--- START Provided information ---

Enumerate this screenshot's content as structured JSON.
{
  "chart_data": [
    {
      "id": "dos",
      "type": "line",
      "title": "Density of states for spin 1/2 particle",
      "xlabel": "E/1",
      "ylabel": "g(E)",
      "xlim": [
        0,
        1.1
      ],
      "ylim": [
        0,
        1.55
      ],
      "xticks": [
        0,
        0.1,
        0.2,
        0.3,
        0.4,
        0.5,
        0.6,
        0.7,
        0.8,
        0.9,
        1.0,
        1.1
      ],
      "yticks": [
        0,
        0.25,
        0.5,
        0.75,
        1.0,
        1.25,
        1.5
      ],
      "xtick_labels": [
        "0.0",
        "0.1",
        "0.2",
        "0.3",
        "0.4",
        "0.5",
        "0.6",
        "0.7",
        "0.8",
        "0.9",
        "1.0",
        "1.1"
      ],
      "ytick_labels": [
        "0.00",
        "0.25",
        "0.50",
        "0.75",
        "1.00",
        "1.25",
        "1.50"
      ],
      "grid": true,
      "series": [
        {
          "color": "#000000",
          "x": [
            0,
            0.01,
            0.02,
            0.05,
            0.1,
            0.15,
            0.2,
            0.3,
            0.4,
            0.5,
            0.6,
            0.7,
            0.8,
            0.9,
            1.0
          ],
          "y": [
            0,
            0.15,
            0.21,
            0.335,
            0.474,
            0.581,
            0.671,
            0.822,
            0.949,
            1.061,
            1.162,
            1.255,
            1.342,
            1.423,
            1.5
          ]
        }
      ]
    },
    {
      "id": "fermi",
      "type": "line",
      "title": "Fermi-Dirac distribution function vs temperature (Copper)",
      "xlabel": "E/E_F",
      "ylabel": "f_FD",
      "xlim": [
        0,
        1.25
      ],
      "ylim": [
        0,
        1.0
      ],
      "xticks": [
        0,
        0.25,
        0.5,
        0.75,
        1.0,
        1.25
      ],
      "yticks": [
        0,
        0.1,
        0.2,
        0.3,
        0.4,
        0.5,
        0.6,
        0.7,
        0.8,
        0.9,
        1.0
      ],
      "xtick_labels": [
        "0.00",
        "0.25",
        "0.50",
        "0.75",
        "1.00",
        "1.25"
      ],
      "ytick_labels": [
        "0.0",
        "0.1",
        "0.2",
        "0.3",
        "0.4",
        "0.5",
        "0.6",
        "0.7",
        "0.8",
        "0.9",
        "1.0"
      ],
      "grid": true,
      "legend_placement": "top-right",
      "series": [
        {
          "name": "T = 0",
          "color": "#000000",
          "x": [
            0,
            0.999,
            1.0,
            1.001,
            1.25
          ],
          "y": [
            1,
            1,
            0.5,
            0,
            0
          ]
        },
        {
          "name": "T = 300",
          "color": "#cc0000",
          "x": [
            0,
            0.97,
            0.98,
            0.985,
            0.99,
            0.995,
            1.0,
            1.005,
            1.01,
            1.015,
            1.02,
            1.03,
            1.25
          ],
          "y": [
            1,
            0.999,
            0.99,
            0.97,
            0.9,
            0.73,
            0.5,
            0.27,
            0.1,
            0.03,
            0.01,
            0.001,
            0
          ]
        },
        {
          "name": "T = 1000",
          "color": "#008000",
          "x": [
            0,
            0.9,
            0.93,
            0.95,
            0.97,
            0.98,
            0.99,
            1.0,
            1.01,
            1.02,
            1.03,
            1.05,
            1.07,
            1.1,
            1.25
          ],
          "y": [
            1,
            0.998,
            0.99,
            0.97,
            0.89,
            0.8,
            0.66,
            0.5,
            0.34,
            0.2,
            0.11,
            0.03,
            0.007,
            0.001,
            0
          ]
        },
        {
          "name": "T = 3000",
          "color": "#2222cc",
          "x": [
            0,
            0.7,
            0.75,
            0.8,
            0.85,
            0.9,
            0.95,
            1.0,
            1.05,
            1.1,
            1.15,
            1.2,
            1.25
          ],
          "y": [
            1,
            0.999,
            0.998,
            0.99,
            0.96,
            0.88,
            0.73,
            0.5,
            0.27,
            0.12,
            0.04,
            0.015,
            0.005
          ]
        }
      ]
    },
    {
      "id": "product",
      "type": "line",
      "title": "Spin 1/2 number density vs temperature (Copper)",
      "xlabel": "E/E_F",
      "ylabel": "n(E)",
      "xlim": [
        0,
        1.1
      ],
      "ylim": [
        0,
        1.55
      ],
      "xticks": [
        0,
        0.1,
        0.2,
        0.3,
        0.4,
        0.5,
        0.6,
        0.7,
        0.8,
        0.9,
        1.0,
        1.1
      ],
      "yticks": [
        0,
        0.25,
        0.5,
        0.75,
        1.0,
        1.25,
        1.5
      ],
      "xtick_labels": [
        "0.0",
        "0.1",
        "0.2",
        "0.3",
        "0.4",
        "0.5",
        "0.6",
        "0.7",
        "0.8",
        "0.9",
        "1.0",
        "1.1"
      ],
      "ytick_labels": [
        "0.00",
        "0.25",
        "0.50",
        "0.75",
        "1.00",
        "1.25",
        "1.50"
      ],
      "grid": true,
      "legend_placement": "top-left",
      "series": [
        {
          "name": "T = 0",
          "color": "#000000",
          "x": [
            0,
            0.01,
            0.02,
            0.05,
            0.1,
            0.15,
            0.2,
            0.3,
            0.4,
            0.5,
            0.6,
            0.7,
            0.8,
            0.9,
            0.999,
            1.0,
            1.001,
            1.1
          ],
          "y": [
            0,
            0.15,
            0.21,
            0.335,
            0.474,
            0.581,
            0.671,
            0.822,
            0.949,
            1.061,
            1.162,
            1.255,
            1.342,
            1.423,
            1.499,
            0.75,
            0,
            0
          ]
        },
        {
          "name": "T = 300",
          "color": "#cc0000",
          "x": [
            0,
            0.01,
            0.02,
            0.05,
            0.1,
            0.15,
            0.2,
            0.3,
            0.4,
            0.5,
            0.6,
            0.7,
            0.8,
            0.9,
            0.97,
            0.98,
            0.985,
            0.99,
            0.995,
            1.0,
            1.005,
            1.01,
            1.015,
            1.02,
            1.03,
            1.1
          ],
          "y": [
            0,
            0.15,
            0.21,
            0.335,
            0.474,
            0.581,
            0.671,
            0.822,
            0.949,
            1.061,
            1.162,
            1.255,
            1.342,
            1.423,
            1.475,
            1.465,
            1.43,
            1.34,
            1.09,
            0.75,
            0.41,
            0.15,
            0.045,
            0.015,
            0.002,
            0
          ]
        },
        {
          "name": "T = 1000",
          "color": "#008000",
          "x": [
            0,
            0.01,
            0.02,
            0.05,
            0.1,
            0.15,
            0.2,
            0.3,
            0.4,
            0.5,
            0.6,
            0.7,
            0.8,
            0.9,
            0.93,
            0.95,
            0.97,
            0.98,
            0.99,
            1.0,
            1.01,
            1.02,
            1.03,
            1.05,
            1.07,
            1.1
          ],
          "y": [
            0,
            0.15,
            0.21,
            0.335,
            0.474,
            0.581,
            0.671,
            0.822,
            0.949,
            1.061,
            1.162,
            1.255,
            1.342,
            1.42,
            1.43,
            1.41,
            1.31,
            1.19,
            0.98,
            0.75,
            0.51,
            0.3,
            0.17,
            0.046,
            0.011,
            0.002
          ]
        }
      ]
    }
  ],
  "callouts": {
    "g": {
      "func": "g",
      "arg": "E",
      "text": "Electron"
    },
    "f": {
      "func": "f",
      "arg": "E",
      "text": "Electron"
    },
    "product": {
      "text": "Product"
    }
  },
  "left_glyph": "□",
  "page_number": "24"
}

--- END Provided information ---

Prompt - Every record above needs to be repeated word for word.

Final answer -
Enumerate this screenshot's content as structured JSON.
{
  "chart_data": [
    {
      "id": "dos",
      "type": "line",
      "title": "Density of states for spin 1/2 particle",
      "xlabel": "E/1",
      "ylabel": "g(E)",
      "xlim": [
        0,
        1.1
      ],
      "ylim": [
        0,
        1.55
      ],
      "xticks": [
        0,
        0.1,
        0.2,
        0.3,
        0.4,
        0.5,
        0.6,
        0.7,
        0.8,
        0.9,
        1.0,
        1.1
      ],
      "yticks": [
        0,
        0.25,
        0.5,
        0.75,
        1.0,
        1.25,
        1.5
      ],
      "xtick_labels": [
        "0.0",
        "0.1",
        "0.2",
        "0.3",
        "0.4",
        "0.5",
        "0.6",
        "0.7",
        "0.8",
        "0.9",
        "1.0",
        "1.1"
      ],
      "ytick_labels": [
        "0.00",
        "0.25",
        "0.50",
        "0.75",
        "1.00",
        "1.25",
        "1.50"
      ],
      "grid": true,
      "series": [
        {
          "color": "#000000",
          "x": [
            0,
            0.01,
            0.02,
            0.05,
            0.1,
            0.15,
            0.2,
            0.3,
            0.4,
            0.5,
            0.6,
            0.7,
            0.8,
            0.9,
            1.0
          ],
          "y": [
            0,
            0.15,
            0.21,
            0.335,
            0.474,
            0.581,
            0.671,
            0.822,
            0.949,
            1.061,
            1.162,
            1.255,
            1.342,
            1.423,
            1.5
          ]
        }
      ]
    },
    {
      "id": "fermi",
      "type": "line",
      "title": "Fermi-Dirac distribution function vs temperature (Copper)",
      "xlabel": "E/E_F",
      "ylabel": "f_FD",
      "xlim": [
        0,
        1.25
      ],
      "ylim": [
        0,
        1.0
      ],
      "xticks": [
        0,
        0.25,
        0.5,
        0.75,
        1.0,
        1.25
      ],
      "yticks": [
        0,
        0.1,
        0.2,
        0.3,
        0.4,
        0.5,
        0.6,
        0.7,
        0.8,
        0.9,
        1.0
      ],
      "xtick_labels": [
        "0.00",
        "0.25",
        "0.50",
        "0.75",
        "1.00",
        "1.25"
      ],
      "ytick_labels": [
        "0.0",
        "0.1",
        "0.2",
        "0.3",
        "0.4",
        "0.5",
        "0.6",
        "0.7",
        "0.8",
        "0.9",
        "1.0"
      ],
      "grid": true,
      "legend_placement": "top-right",
      "series": [
        {
          "name": "T = 0",
          "color": "#000000",
          "x": [
            0,
            0.999,
            1.0,
            1.001,
            1.25
          ],
          "y": [
            1,
            1,
            0.5,
            0,
            0
          ]
        },
        {
          "name": "T = 300",
          "color": "#cc0000",
          "x": [
            0,
            0.97,
            0.98,
            0.985,
            0.99,
            0.995,
            1.0,
            1.005,
            1.01,
            1.015,
            1.02,
            1.03,
            1.25
          ],
          "y": [
            1,
            0.999,
            0.99,
            0.97,
            0.9,
            0.73,
            0.5,
            0.27,
            0.1,
            0.03,
            0.01,
            0.001,
            0
          ]
        },
        {
          "name": "T = 1000",
          "color": "#008000",
          "x": [
            0,
            0.9,
            0.93,
            0.95,
            0.97,
            0.98,
            0.99,
            1.0,
            1.01,
            1.02,
            1.03,
            1.05,
            1.07,
            1.1,
            1.25
          ],
          "y": [
            1,
            0.998,
            0.99,
            0.97,
            0.89,
            0.8,
            0.66,
            0.5,
            0.34,
            0.2,
            0.11,
            0.03,
            0.007,
            0.001,
            0
          ]
        },
        {
          "name": "T = 3000",
          "color": "#2222cc",
          "x": [
            0,
            0.7,
            0.75,
            0.8,
            0.85,
            0.9,
            0.95,
            1.0,
            1.05,
            1.1,
            1.15,
            1.2,
            1.25
          ],
          "y": [
            1,
            0.999,
            0.998,
            0.99,
            0.96,
            0.88,
            0.73,
            0.5,
            0.27,
            0.12,
            0.04,
            0.015,
            0.005
          ]
        }
      ]
    },
    {
      "id": "product",
      "type": "line",
      "title": "Spin 1/2 number density vs temperature (Copper)",
      "xlabel": "E/E_F",
      "ylabel": "n(E)",
      "xlim": [
        0,
        1.1
      ],
      "ylim": [
        0,
        1.55
      ],
      "xticks": [
        0,
        0.1,
        0.2,
        0.3,
        0.4,
        0.5,
        0.6,
        0.7,
        0.8,
        0.9,
        1.0,
        1.1
      ],
      "yticks": [
        0,
        0.25,
        0.5,
        0.75,
        1.0,
        1.25,
        1.5
      ],
      "xtick_labels": [
        "0.0",
        "0.1",
        "0.2",
        "0.3",
        "0.4",
        "0.5",
        "0.6",
        "0.7",
        "0.8",
        "0.9",
        "1.0",
        "1.1"
      ],
      "ytick_labels": [
        "0.00",
        "0.25",
        "0.50",
        "0.75",
        "1.00",
        "1.25",
        "1.50"
      ],
      "grid": true,
      "legend_placement": "top-left",
      "series": [
        {
          "name": "T = 0",
          "color": "#000000",
          "x": [
            0,
            0.01,
            0.02,
            0.05,
            0.1,
            0.15,
            0.2,
            0.3,
            0.4,
            0.5,
            0.6,
            0.7,
            0.8,
            0.9,
            0.999,
            1.0,
            1.001,
            1.1
          ],
          "y": [
            0,
            0.15,
            0.21,
            0.335,
            0.474,
            0.581,
            0.671,
            0.822,
            0.949,
            1.061,
            1.162,
            1.255,
            1.342,
            1.423,
            1.499,
            0.75,
            0,
            0
          ]
        },
        {
          "name": "T = 300",
          "color": "#cc0000",
          "x": [
            0,
            0.01,
            0.02,
            0.05,
            0.1,
            0.15,
            0.2,
            0.3,
            0.4,
            0.5,
            0.6,
            0.7,
            0.8,
            0.9,
            0.97,
            0.98,
            0.985,
            0.99,
            0.995,
            1.0,
            1.005,
            1.01,
            1.015,
            1.02,
            1.03,
            1.1
          ],
          "y": [
            0,
            0.15,
            0.21,
            0.335,
            0.474,
            0.581,
            0.671,
            0.822,
            0.949,
            1.061,
            1.162,
            1.255,
            1.342,
            1.423,
            1.475,
            1.465,
            1.43,
            1.34,
            1.09,
            0.75,
            0.41,
            0.15,
            0.045,
            0.015,
            0.002,
            0
          ]
        },
        {
          "name": "T = 1000",
          "color": "#008000",
          "x": [
            0,
            0.01,
            0.02,
            0.05,
            0.1,
            0.15,
            0.2,
            0.3,
            0.4,
            0.5,
            0.6,
            0.7,
            0.8,
            0.9,
            0.93,
            0.95,
            0.97,
            0.98,
            0.99,
            1.0,
            1.01,
            1.02,
            1.03,
            1.05,
            1.07,
            1.1
          ],
          "y": [
            0,
            0.15,
            0.21,
            0.335,
            0.474,
            0.581,
            0.671,
            0.822,
            0.949,
            1.061,
            1.162,
            1.255,
            1.342,
            1.42,
            1.43,
            1.41,
            1.31,
            1.19,
            0.98,
            0.75,
            0.51,
            0.3,
            0.17,
            0.046,
            0.011,
            0.002
          ]
        }
      ]
    }
  ],
  "callouts": {
    "g": {
      "func": "g",
      "arg": "E",
      "text": "Electron"
    },
    "f": {
      "func": "f",
      "arg": "E",
      "text": "Electron"
    },
    "product": {
      "text": "Product"
    }
  },
  "left_glyph": "□",
  "page_number": "24"
}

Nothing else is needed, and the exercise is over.